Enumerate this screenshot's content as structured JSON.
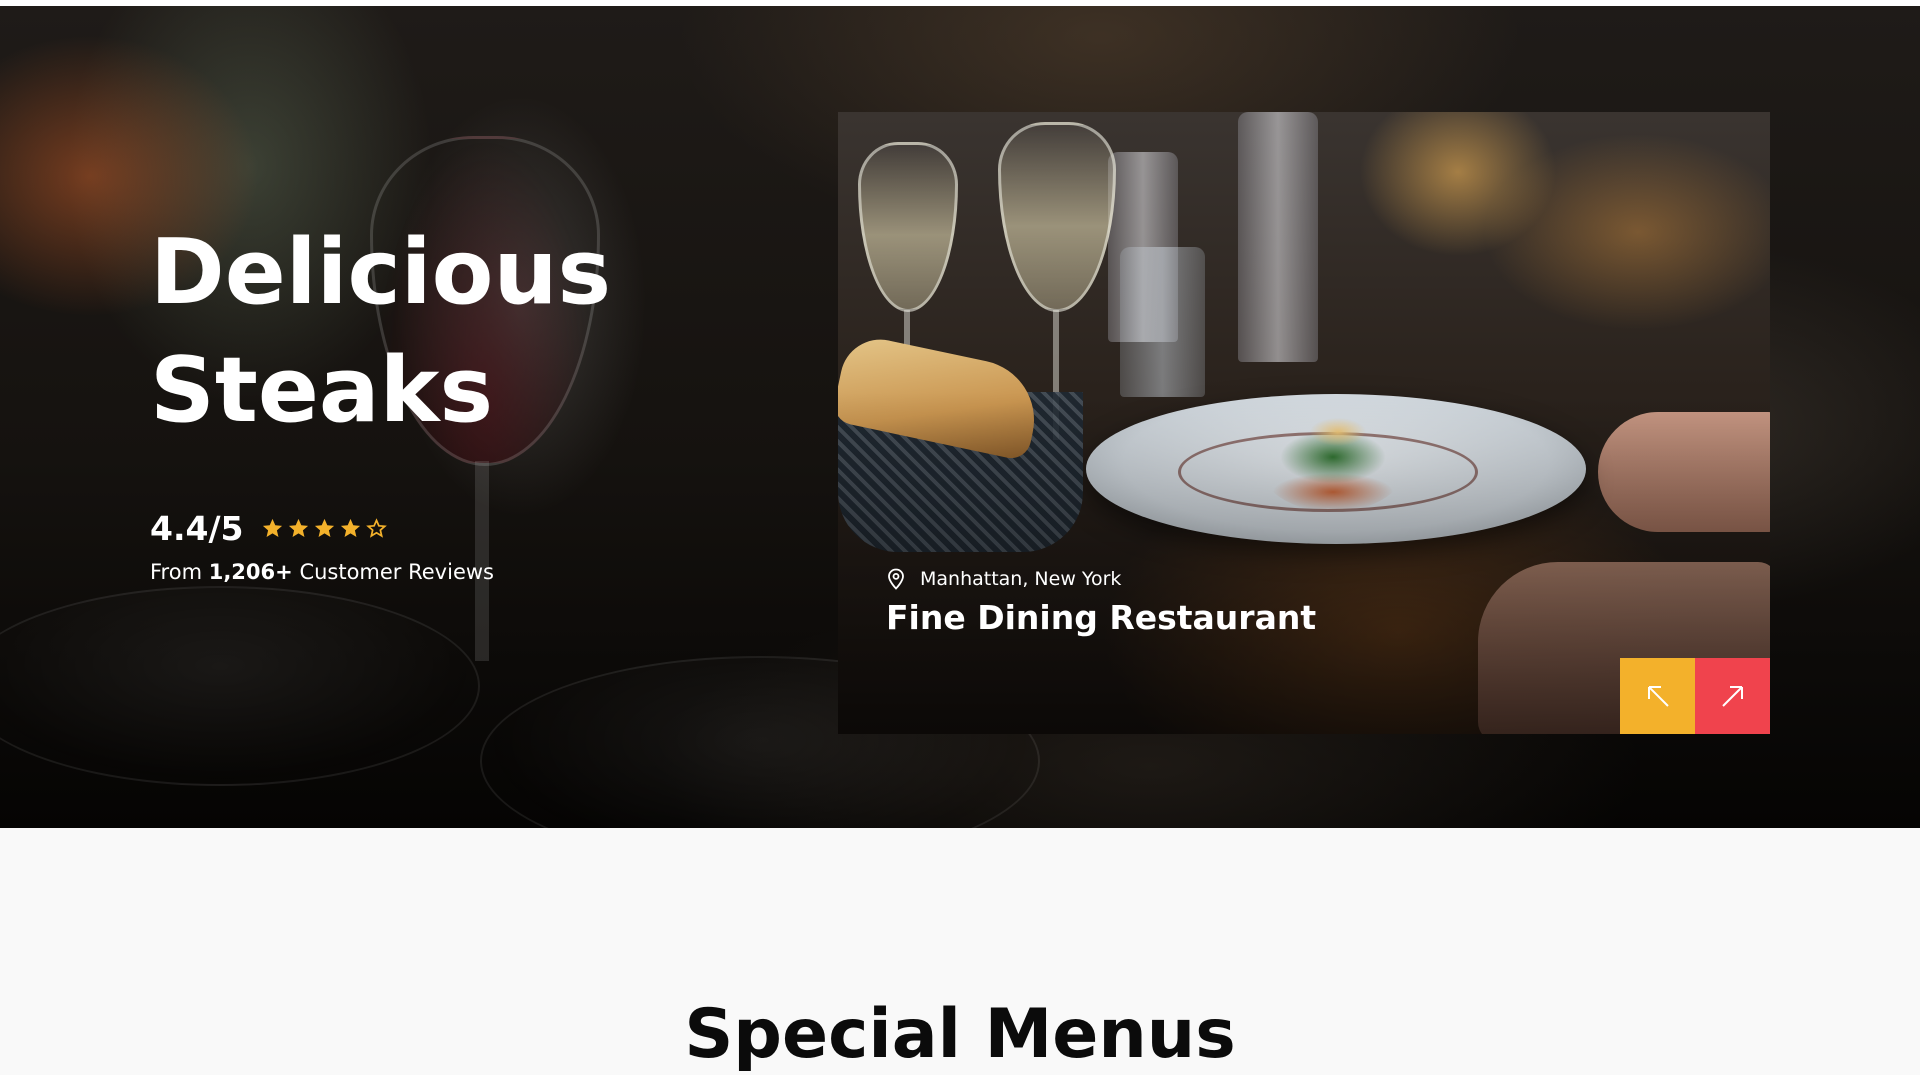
{
  "hero": {
    "title_line1": "Delicious",
    "title_line2": "Steaks",
    "rating_value": "4.4/5",
    "rating_stars_filled": 4,
    "rating_stars_total": 5,
    "reviews_prefix": "From",
    "reviews_count": "1,206+",
    "reviews_suffix": "Customer Reviews",
    "star_color": "#f3b12b"
  },
  "card": {
    "location": "Manhattan, New York",
    "name": "Fine Dining Restaurant",
    "location_icon": "map-pin-icon",
    "prev_icon": "arrow-up-left-icon",
    "next_icon": "arrow-up-right-icon",
    "prev_color": "#f3b12b",
    "next_color": "#f0434d"
  },
  "section": {
    "title": "Special Menus"
  }
}
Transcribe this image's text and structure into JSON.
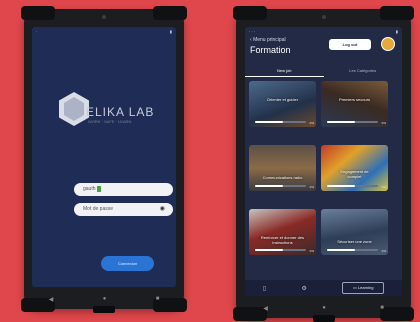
{
  "colors": {
    "background": "#e0474c",
    "login_bg": "#1f2c55",
    "app_bg": "#232a45",
    "accent": "#2a74d6"
  },
  "login": {
    "brand": "ELIKA LAB",
    "tagline": "WORK · SAFE · LEARN",
    "username_value": "gauth",
    "password_placeholder": "Mot de passe",
    "login_button": "Connexion"
  },
  "app": {
    "back_label": "Menu principal",
    "title": "Formation",
    "logout_label": "Log out",
    "tabs": [
      {
        "label": "New job"
      },
      {
        "label": "Les Catégories"
      }
    ],
    "cards": [
      {
        "title": "Orienter et guider",
        "progress": 0.55,
        "pct_label": "0%"
      },
      {
        "title": "Premiers secours",
        "progress": 0.55,
        "pct_label": "0%"
      },
      {
        "title": "Communications radio",
        "progress": 0.55,
        "pct_label": "0%"
      },
      {
        "title": "Engagement de\ncomplet",
        "progress": 0.55,
        "pct_label": "0%"
      },
      {
        "title": "Renforcer et donner des\ninstructions",
        "progress": 0.55,
        "pct_label": "0%"
      },
      {
        "title": "Sécuriser une zone",
        "progress": 0.55,
        "pct_label": "0%"
      }
    ],
    "bottom": {
      "learning_label": "Learning"
    }
  }
}
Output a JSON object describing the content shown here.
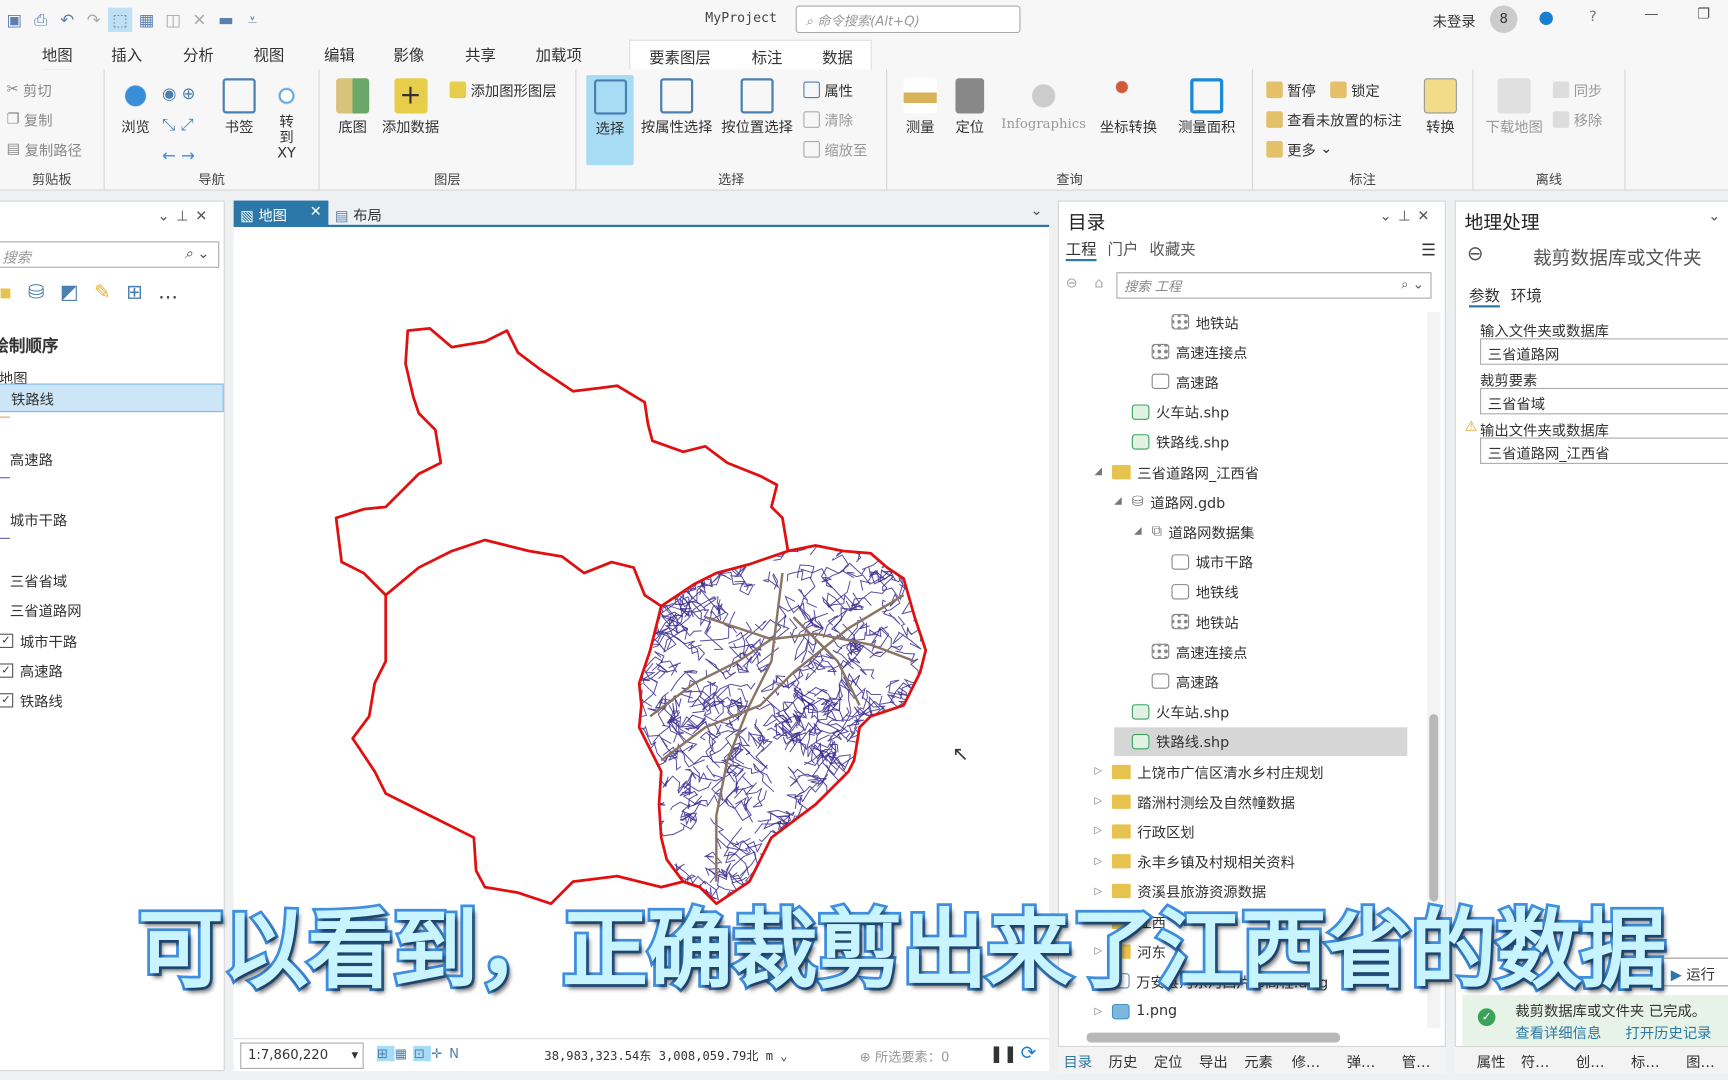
{
  "app": {
    "title": "MyProject",
    "command_search_placeholder": "命令搜索(Alt+Q)",
    "user": "未登录"
  },
  "ribbon_tabs": [
    "地图",
    "插入",
    "分析",
    "视图",
    "编辑",
    "影像",
    "共享",
    "加载项"
  ],
  "context_tabs": [
    "要素图层",
    "标注",
    "数据"
  ],
  "ribbon": {
    "clipboard": {
      "label": "剪贴板",
      "items": [
        "剪切",
        "复制",
        "复制路径"
      ]
    },
    "navigate": {
      "label": "导航",
      "items": [
        "浏览",
        "书签",
        "转到 XY"
      ]
    },
    "layer": {
      "label": "图层",
      "items": [
        "底图",
        "添加数据",
        "添加图形图层"
      ]
    },
    "selection": {
      "label": "选择",
      "items": [
        "选择",
        "按属性选择",
        "按位置选择",
        "属性",
        "清除",
        "缩放至"
      ]
    },
    "inquiry": {
      "label": "查询",
      "items": [
        "测量",
        "定位",
        "Infographics",
        "坐标转换",
        "测量面积"
      ]
    },
    "labeling": {
      "label": "标注",
      "items": [
        "暂停",
        "锁定",
        "查看未放置的标注",
        "更多",
        "转换"
      ]
    },
    "offline": {
      "label": "离线",
      "items": [
        "下载地图",
        "同步",
        "移除"
      ]
    }
  },
  "contents": {
    "search_placeholder": "搜索",
    "heading": "绘制顺序",
    "map": "地图",
    "layers": [
      {
        "name": "铁路线",
        "selected": true
      },
      {
        "name": "高速路"
      },
      {
        "name": "城市干路"
      },
      {
        "name": "三省省域"
      },
      {
        "name": "三省道路网"
      },
      {
        "name": "城市干路",
        "checked": true
      },
      {
        "name": "高速路",
        "checked": true
      },
      {
        "name": "铁路线",
        "checked": true
      }
    ]
  },
  "map_tabs": [
    {
      "label": "地图",
      "active": true
    },
    {
      "label": "布局"
    }
  ],
  "status": {
    "scale": "1:7,860,220",
    "coords": "38,983,323.54东 3,008,059.79北 m",
    "selected": "所选要素：0"
  },
  "catalog": {
    "title": "目录",
    "tabs": [
      "工程",
      "门户",
      "收藏夹"
    ],
    "search_placeholder": "搜索 工程",
    "items": [
      {
        "label": "地铁站",
        "level": 5,
        "icon": "point"
      },
      {
        "label": "高速连接点",
        "level": 4,
        "icon": "point"
      },
      {
        "label": "高速路",
        "level": 4,
        "icon": "line"
      },
      {
        "label": "火车站.shp",
        "level": 3,
        "icon": "shp-point"
      },
      {
        "label": "铁路线.shp",
        "level": 3,
        "icon": "shp-line"
      },
      {
        "label": "三省道路网_江西省",
        "level": 2,
        "icon": "folder",
        "expanded": true
      },
      {
        "label": "道路网.gdb",
        "level": 3,
        "icon": "gdb",
        "expanded": true
      },
      {
        "label": "道路网数据集",
        "level": 4,
        "icon": "dataset",
        "expanded": true
      },
      {
        "label": "城市干路",
        "level": 5,
        "icon": "line"
      },
      {
        "label": "地铁线",
        "level": 5,
        "icon": "line"
      },
      {
        "label": "地铁站",
        "level": 5,
        "icon": "point"
      },
      {
        "label": "高速连接点",
        "level": 4,
        "icon": "point"
      },
      {
        "label": "高速路",
        "level": 4,
        "icon": "line"
      },
      {
        "label": "火车站.shp",
        "level": 3,
        "icon": "shp-point"
      },
      {
        "label": "铁路线.shp",
        "level": 3,
        "icon": "shp-line",
        "selected": true
      },
      {
        "label": "上饶市广信区清水乡村庄规划",
        "level": 2,
        "icon": "folder",
        "expanded": false
      },
      {
        "label": "踏洲村测绘及自然幢数据",
        "level": 2,
        "icon": "folder",
        "expanded": false
      },
      {
        "label": "行政区划",
        "level": 2,
        "icon": "folder",
        "expanded": false
      },
      {
        "label": "永丰乡镇及村规相关资料",
        "level": 2,
        "icon": "folder",
        "expanded": false
      },
      {
        "label": "资溪县旅游资源数据",
        "level": 2,
        "icon": "folder",
        "expanded": false
      },
      {
        "label": "江西",
        "level": 2,
        "icon": "folder",
        "expanded": false
      },
      {
        "label": "河东",
        "level": 2,
        "icon": "folder",
        "expanded": false
      },
      {
        "label": "万安县河东河西片布高程.dwg",
        "level": 2,
        "icon": "cad",
        "expanded": false
      },
      {
        "label": "1.png",
        "level": 2,
        "icon": "raster",
        "expanded": false
      }
    ]
  },
  "bottom_tabs": [
    "目录",
    "历史",
    "定位",
    "导出",
    "元素",
    "修…",
    "弹…",
    "管…",
    "属性",
    "符…",
    "创…",
    "标…",
    "图…"
  ],
  "geoprocessing": {
    "title": "地理处理",
    "tool": "裁剪数据库或文件夹",
    "tabs": [
      "参数",
      "环境"
    ],
    "params": [
      {
        "label": "输入文件夹或数据库",
        "value": "三省道路网"
      },
      {
        "label": "裁剪要素",
        "value": "三省省域"
      },
      {
        "label": "输出文件夹或数据库",
        "value": "三省道路网_江西省",
        "warning": true
      }
    ],
    "run": "运行",
    "message": "裁剪数据库或文件夹 已完成。",
    "links": [
      "查看详细信息",
      "打开历史记录"
    ]
  },
  "subtitle": "可以看到，正确裁剪出来了江西省的数据",
  "colors": {
    "boundary": "#e01010",
    "roads": "#3a2d8f",
    "highways": "#8a7464",
    "accent": "#2b78a8"
  }
}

::::::::::

REQUIREMENT: Copy the records word for word, leaving no picture in the copy.

FULL ANSWER:
Enumerate this screenshot's content as structured JSON.
{
  "hero": {
    "title_line1": "Delicious",
    "title_line2": "Steaks",
    "rating_value": "4.4/5",
    "rating_stars_filled": 4,
    "rating_stars_total": 5,
    "reviews_prefix": "From",
    "reviews_count": "1,206+",
    "reviews_suffix": "Customer Reviews",
    "star_color": "#f3b12b"
  },
  "card": {
    "location": "Manhattan, New York",
    "name": "Fine Dining Restaurant",
    "location_icon": "map-pin-icon",
    "prev_icon": "arrow-up-left-icon",
    "next_icon": "arrow-up-right-icon",
    "prev_color": "#f3b12b",
    "next_color": "#f0434d"
  },
  "section": {
    "title": "Special Menus"
  }
}
Transcribe this image's text and structure into JSON.
{
  "colors": {
    "background": "#e0474c",
    "login_bg": "#1f2c55",
    "app_bg": "#232a45",
    "accent": "#2a74d6"
  },
  "login": {
    "brand": "ELIKA LAB",
    "tagline": "WORK · SAFE · LEARN",
    "username_value": "gauth",
    "password_placeholder": "Mot de passe",
    "login_button": "Connexion"
  },
  "app": {
    "back_label": "Menu principal",
    "title": "Formation",
    "logout_label": "Log out",
    "tabs": [
      {
        "label": "New job"
      },
      {
        "label": "Les Catégories"
      }
    ],
    "cards": [
      {
        "title": "Orienter et guider",
        "progress": 0.55,
        "pct_label": "0%"
      },
      {
        "title": "Premiers secours",
        "progress": 0.55,
        "pct_label": "0%"
      },
      {
        "title": "Communications radio",
        "progress": 0.55,
        "pct_label": "0%"
      },
      {
        "title": "Engagement de\ncomplet",
        "progress": 0.55,
        "pct_label": "0%"
      },
      {
        "title": "Renforcer et donner des\ninstructions",
        "progress": 0.55,
        "pct_label": "0%"
      },
      {
        "title": "Sécuriser une zone",
        "progress": 0.55,
        "pct_label": "0%"
      }
    ],
    "bottom": {
      "learning_label": "Learning"
    }
  }
}
Output a JSON object describing the content shown here.
{
  "app": {
    "title": "MyProject",
    "command_search_placeholder": "命令搜索(Alt+Q)",
    "user": "未登录"
  },
  "ribbon_tabs": [
    "地图",
    "插入",
    "分析",
    "视图",
    "编辑",
    "影像",
    "共享",
    "加载项"
  ],
  "context_tabs": [
    "要素图层",
    "标注",
    "数据"
  ],
  "ribbon": {
    "clipboard": {
      "label": "剪贴板",
      "items": [
        "剪切",
        "复制",
        "复制路径"
      ]
    },
    "navigate": {
      "label": "导航",
      "items": [
        "浏览",
        "书签",
        "转到 XY"
      ]
    },
    "layer": {
      "label": "图层",
      "items": [
        "底图",
        "添加数据",
        "添加图形图层"
      ]
    },
    "selection": {
      "label": "选择",
      "items": [
        "选择",
        "按属性选择",
        "按位置选择",
        "属性",
        "清除",
        "缩放至"
      ]
    },
    "inquiry": {
      "label": "查询",
      "items": [
        "测量",
        "定位",
        "Infographics",
        "坐标转换",
        "测量面积"
      ]
    },
    "labeling": {
      "label": "标注",
      "items": [
        "暂停",
        "锁定",
        "查看未放置的标注",
        "更多",
        "转换"
      ]
    },
    "offline": {
      "label": "离线",
      "items": [
        "下载地图",
        "同步",
        "移除"
      ]
    }
  },
  "contents": {
    "search_placeholder": "搜索",
    "heading": "绘制顺序",
    "map": "地图",
    "layers": [
      {
        "name": "铁路线",
        "selected": true
      },
      {
        "name": "高速路"
      },
      {
        "name": "城市干路"
      },
      {
        "name": "三省省域"
      },
      {
        "name": "三省道路网"
      },
      {
        "name": "城市干路",
        "checked": true
      },
      {
        "name": "高速路",
        "checked": true
      },
      {
        "name": "铁路线",
        "checked": true
      }
    ]
  },
  "map_tabs": [
    {
      "label": "地图",
      "active": true
    },
    {
      "label": "布局"
    }
  ],
  "status": {
    "scale": "1:7,860,220",
    "coords": "38,983,323.54东 3,008,059.79北 m",
    "selected": "所选要素：0"
  },
  "catalog": {
    "title": "目录",
    "tabs": [
      "工程",
      "门户",
      "收藏夹"
    ],
    "search_placeholder": "搜索 工程",
    "items": [
      {
        "label": "地铁站",
        "level": 5,
        "icon": "point"
      },
      {
        "label": "高速连接点",
        "level": 4,
        "icon": "point"
      },
      {
        "label": "高速路",
        "level": 4,
        "icon": "line"
      },
      {
        "label": "火车站.shp",
        "level": 3,
        "icon": "shp-point"
      },
      {
        "label": "铁路线.shp",
        "level": 3,
        "icon": "shp-line"
      },
      {
        "label": "三省道路网_江西省",
        "level": 2,
        "icon": "folder",
        "expanded": true
      },
      {
        "label": "道路网.gdb",
        "level": 3,
        "icon": "gdb",
        "expanded": true
      },
      {
        "label": "道路网数据集",
        "level": 4,
        "icon": "dataset",
        "expanded": true
      },
      {
        "label": "城市干路",
        "level": 5,
        "icon": "line"
      },
      {
        "label": "地铁线",
        "level": 5,
        "icon": "line"
      },
      {
        "label": "地铁站",
        "level": 5,
        "icon": "point"
      },
      {
        "label": "高速连接点",
        "level": 4,
        "icon": "point"
      },
      {
        "label": "高速路",
        "level": 4,
        "icon": "line"
      },
      {
        "label": "火车站.shp",
        "level": 3,
        "icon": "shp-point"
      },
      {
        "label": "铁路线.shp",
        "level": 3,
        "icon": "shp-line",
        "selected": true
      },
      {
        "label": "上饶市广信区清水乡村庄规划",
        "level": 2,
        "icon": "folder",
        "expanded": false
      },
      {
        "label": "踏洲村测绘及自然幢数据",
        "level": 2,
        "icon": "folder",
        "expanded": false
      },
      {
        "label": "行政区划",
        "level": 2,
        "icon": "folder",
        "expanded": false
      },
      {
        "label": "永丰乡镇及村规相关资料",
        "level": 2,
        "icon": "folder",
        "expanded": false
      },
      {
        "label": "资溪县旅游资源数据",
        "level": 2,
        "icon": "folder",
        "expanded": false
      },
      {
        "label": "江西",
        "level": 2,
        "icon": "folder",
        "expanded": false
      },
      {
        "label": "河东",
        "level": 2,
        "icon": "folder",
        "expanded": false
      },
      {
        "label": "万安县河东河西片布高程.dwg",
        "level": 2,
        "icon": "cad",
        "expanded": false
      },
      {
        "label": "1.png",
        "level": 2,
        "icon": "raster",
        "expanded": false
      }
    ]
  },
  "bottom_tabs": [
    "目录",
    "历史",
    "定位",
    "导出",
    "元素",
    "修…",
    "弹…",
    "管…",
    "属性",
    "符…",
    "创…",
    "标…",
    "图…"
  ],
  "geoprocessing": {
    "title": "地理处理",
    "tool": "裁剪数据库或文件夹",
    "tabs": [
      "参数",
      "环境"
    ],
    "params": [
      {
        "label": "输入文件夹或数据库",
        "value": "三省道路网"
      },
      {
        "label": "裁剪要素",
        "value": "三省省域"
      },
      {
        "label": "输出文件夹或数据库",
        "value": "三省道路网_江西省",
        "warning": true
      }
    ],
    "run": "运行",
    "message": "裁剪数据库或文件夹 已完成。",
    "links": [
      "查看详细信息",
      "打开历史记录"
    ]
  },
  "subtitle": "可以看到，正确裁剪出来了江西省的数据",
  "colors": {
    "boundary": "#e01010",
    "roads": "#3a2d8f",
    "highways": "#8a7464",
    "accent": "#2b78a8"
  }
}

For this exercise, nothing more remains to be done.